Problem details → Please carry the passage on C.P. Company's Urban Protection collection forward from its last sentence, about the Transformables range.

Excerpt provided →
● ● ● ●
It was precisely this research-driven approach that made possible one of the brand’s most significant eras: Urban Protection, a collection that redefined what clothing could mean in the modern city.
When Moreno Ferrari was appointed Creative Director in 1997, he shifted the collection’s focus away from the garment-dyed natural fibres that had defined much of the label’s identity, towards a harder, more industrial vocabulary, one better suited to the anxieties of a city approaching the new millennium.
Where earlier C.P. Company collections had interpreted everyday life through utility, colour, and fabric research, Urban Protection reframed clothing as a system of defence: a response to the instability, pollution, and social fragmentation of the late 1990s metropolis. Ferrari’s starting point was the street itself:
I like going to markets, to pubs, to down and out places, and analysing people and social changes. That’s where Urban Protection started. Massimo Osti had his colli bolognesi, and that was his world and aesthetic. I made the Metropolis jacket to say that C.P. Company has to acknowledge the dystopic city as well.
That observation led to a rigorous process of material research. As Ferrari explained, the work began from a deep analysis of safety workwear and the relationship between fabric and polluted environments. The result was Dynafil TS-70, an oil-proof, stab-proof and rip-proof black nylon developed for industrial environments, which became the signature material of the collection and the foundation upon which its entire visual language was built.
From there, Urban Protection expanded into a fully formed universe of garments and accessories conceived for urban survival. Gas masks, emergency alarms, torches, pollution detectors, and headphones were not applied as futuristic decoration, but integrated as functional devices, each one evoking a particular aspect of the modern city as a site of tension, vulnerability and adaptation.
At the centre of this vision stood the Metropolis jacket, first released in SS99. More than any other piece, it crystallised the collection’s central proposition: that clothing could operate as an interface between the body and the urban environment, mediating between exposure and protection, visibility and anonymity. But in the collection, two other objects capture this vision particularly well, each from a different angle.
The Rest, from FW00, was a backpack that converted into a stool. Designed by Ferrari for waiting in the modern non-spaces of contemporary life - airports, transit zones, the anonymous thresholds of the city - it treated urban endurance not as a metaphor, but as a practical problem to be solved.
The Beekeeper coat, from Autumn/Winter 2000-01, operated on a different register entirely. Modelled on an apiarist’s garment and dedicated to Pier Paolo Pasolini, it introduced a poetic dimension to the collection, born from the tension between rural and urban, between a disappearing Italy and the dystopian city he was designing for.
Together, they define the range of Urban Protection: rigorous and functional on one side, culturally aware and deeply personal on the other.
Urban Protection’s underlying questions soon pushed Ferrari beyond the boundaries of conventional outerwear. The Transformables range, first released in Spring/Summer 2000, pushed that research into entirely new territory.
● ● ● ●
Data section →
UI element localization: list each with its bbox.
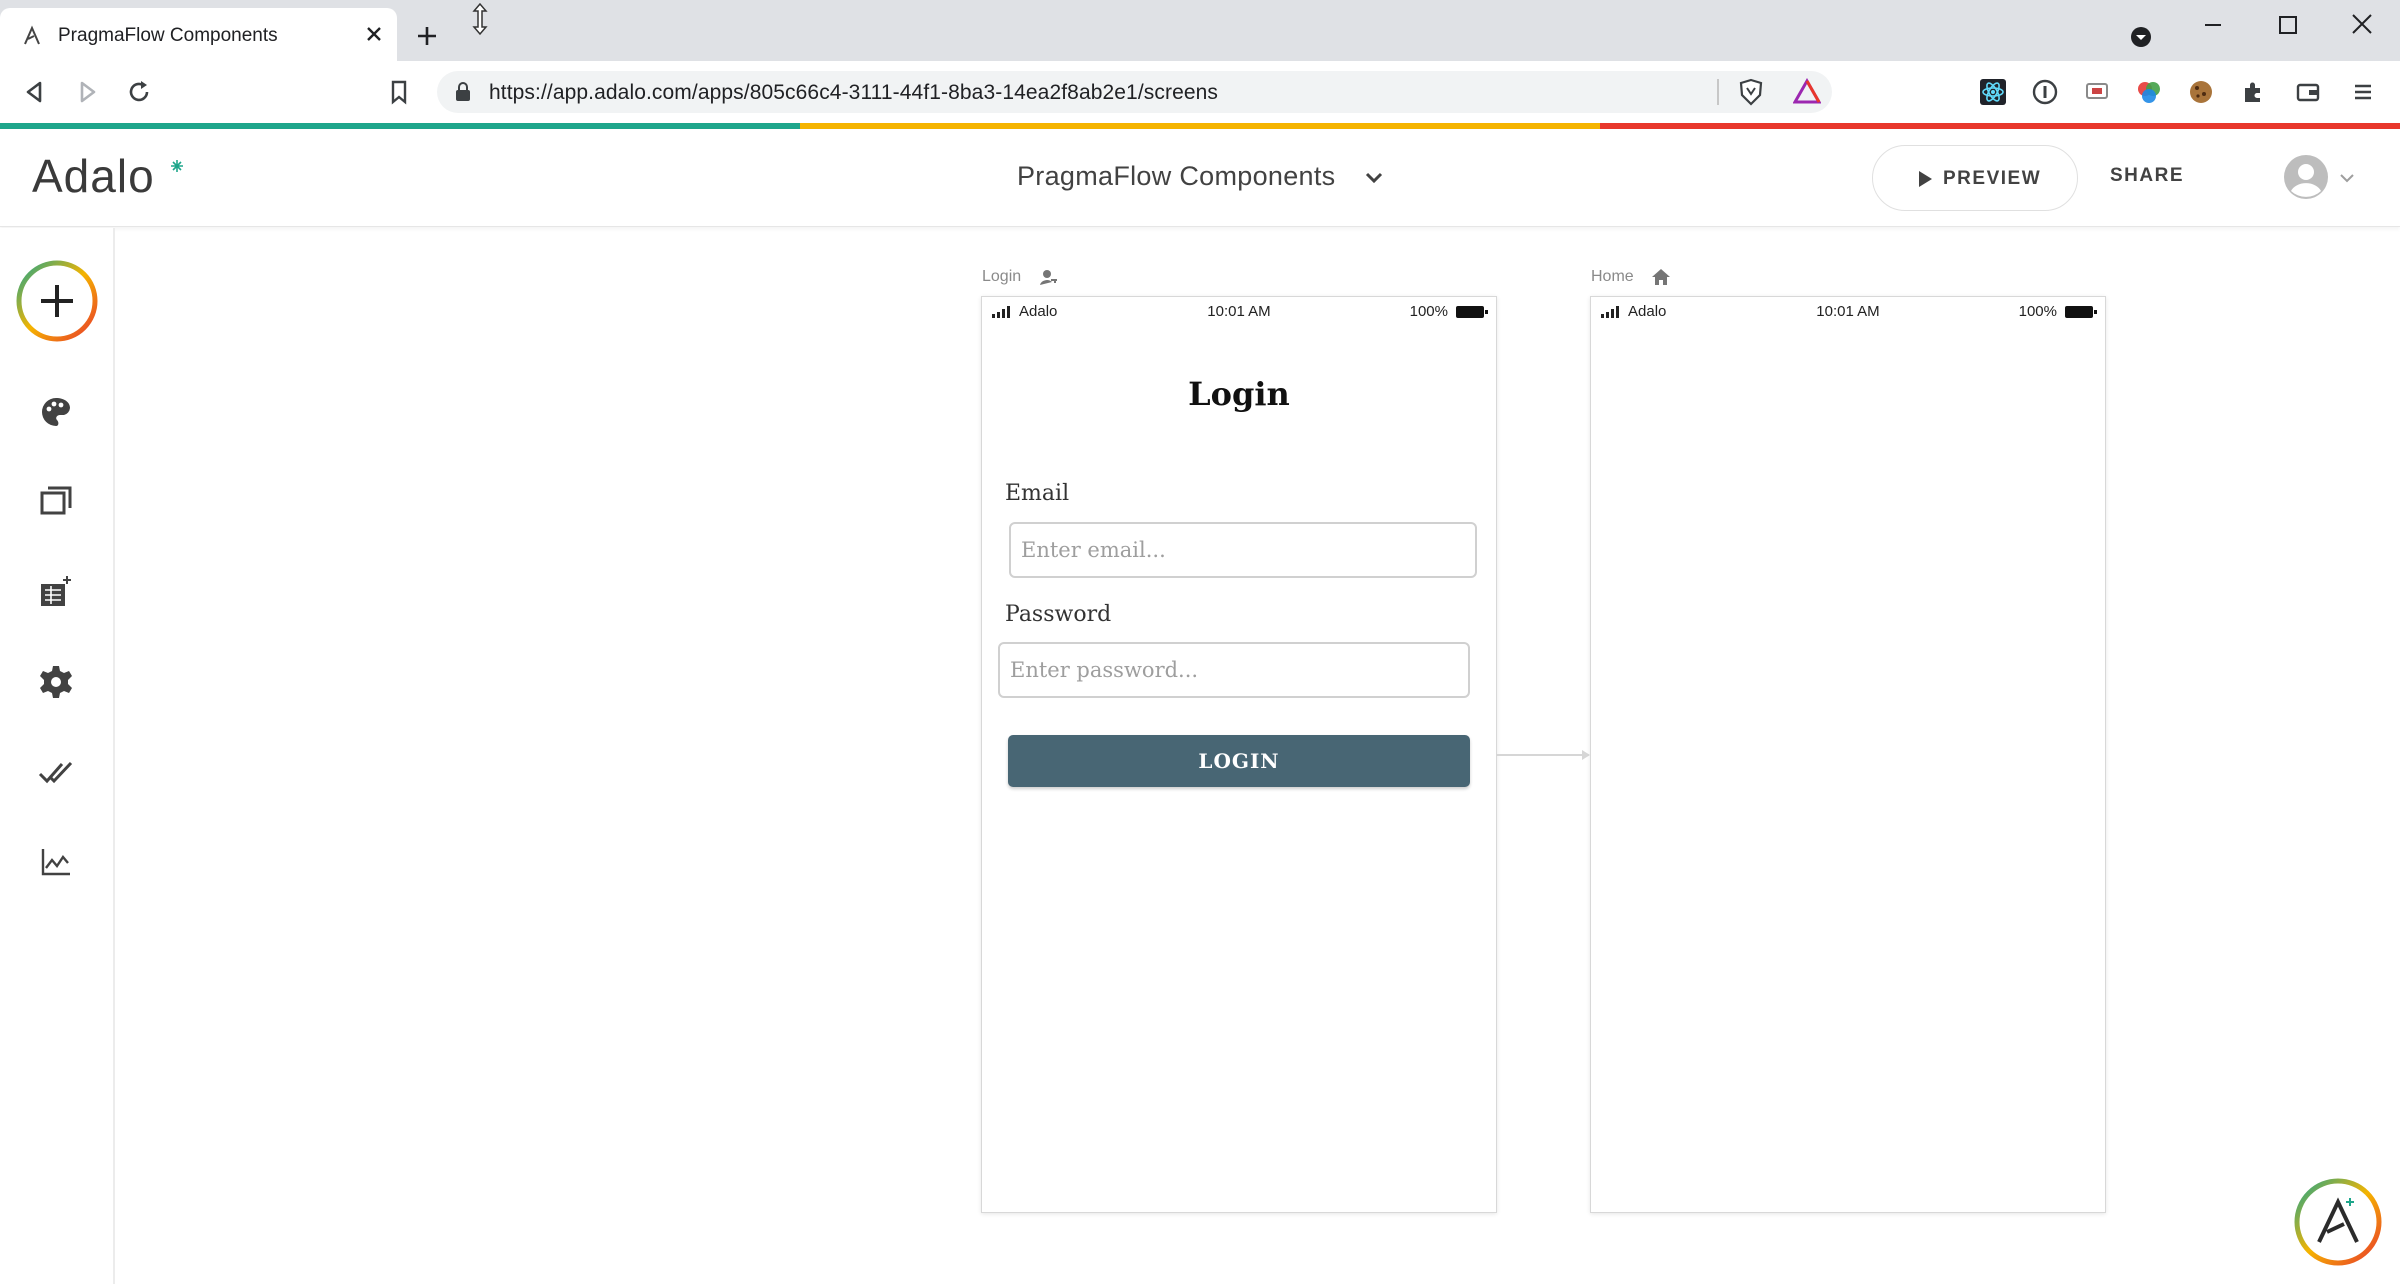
● ● ● ●
The answer →
Made from transparent polyurethane or a rubberised rip-proof two-layer nylon derived from competitive cycling rain shells, the Transformables were objects that refused to stay still. Vests became backpacks, capes became hammocks, jackets became inflatable chairs, kites, sleeping bags, or tents. Ferrari described his ambition in a conversation with Cristina Morozzi in 2000:
I hate heavy things. I hate walls. Instead, I am chasing after my dream of lightweight cities. Ideal, precarious cities, disassembled and packed away in moments by crowds of nomads. Imagine a city that can appear and disappear in the blink of an eye. These jackets are my architecture. I can’t construct from reinforced concrete, but I can build with the same materials as military tents. In this way, my buildings are also weak, but that means that they are able to tackle delicate subjects: emotions, loves, enthusiasms, and delusions.


Each Transformable carried a deeply personal association. Ferrari was particularly fond of the jacket that transformed into a sleeping bag – for him, a symbol of freedom, independence and nomadic experience. The tents, meanwhile, were inspired by a scene from the French arthouse film Corps à Coeur, directed by Paul Vecchiali, in which a man waits outside his beloved’s house in a tent. That image was enough to convince Ferrari to design an entire range of objects around the emotion of waiting. The jacket that turns into a kite, he says, is «my soul.»
Ferrari’s creative era at C.P. Company remained a defining moment in the brand’s history, but its underlying questions never disappeared. Decades later, the brand returned to that same proposition with Metropolis Series, relaunched in 2020 and named after the jacket that had come to define the original collection.
The premise remains one of protection, but the terms have shifted. Where Urban Protection responded to a specific moment of late twentieth-century anxiety, Metropolis Series reframes that concern in more architectural and enduring terms. Clothing is conceived not as a mask, but as a shield: a structure that allows the wearer to move through the urban environment while preserving discretion, autonomy, and identity.




The collection resists the rhetoric of hyper-visibility that defines much of contemporary fashion. It proposes instead a quieter idea of presence, one grounded in continuity and function rather than spectacle. To understand what Metropolis Series is trying to do, it helps to think about clothing differently.
The cultural theorist Marshall McLuhan argued that garments are not merely coverings, but extensions of the skin itself: mechanisms that regulate exchange between the body and its surroundings while defining the social self. Metropolis Series takes that idea, translating it into a language of essential forms, resilient construction, and purposeful protection.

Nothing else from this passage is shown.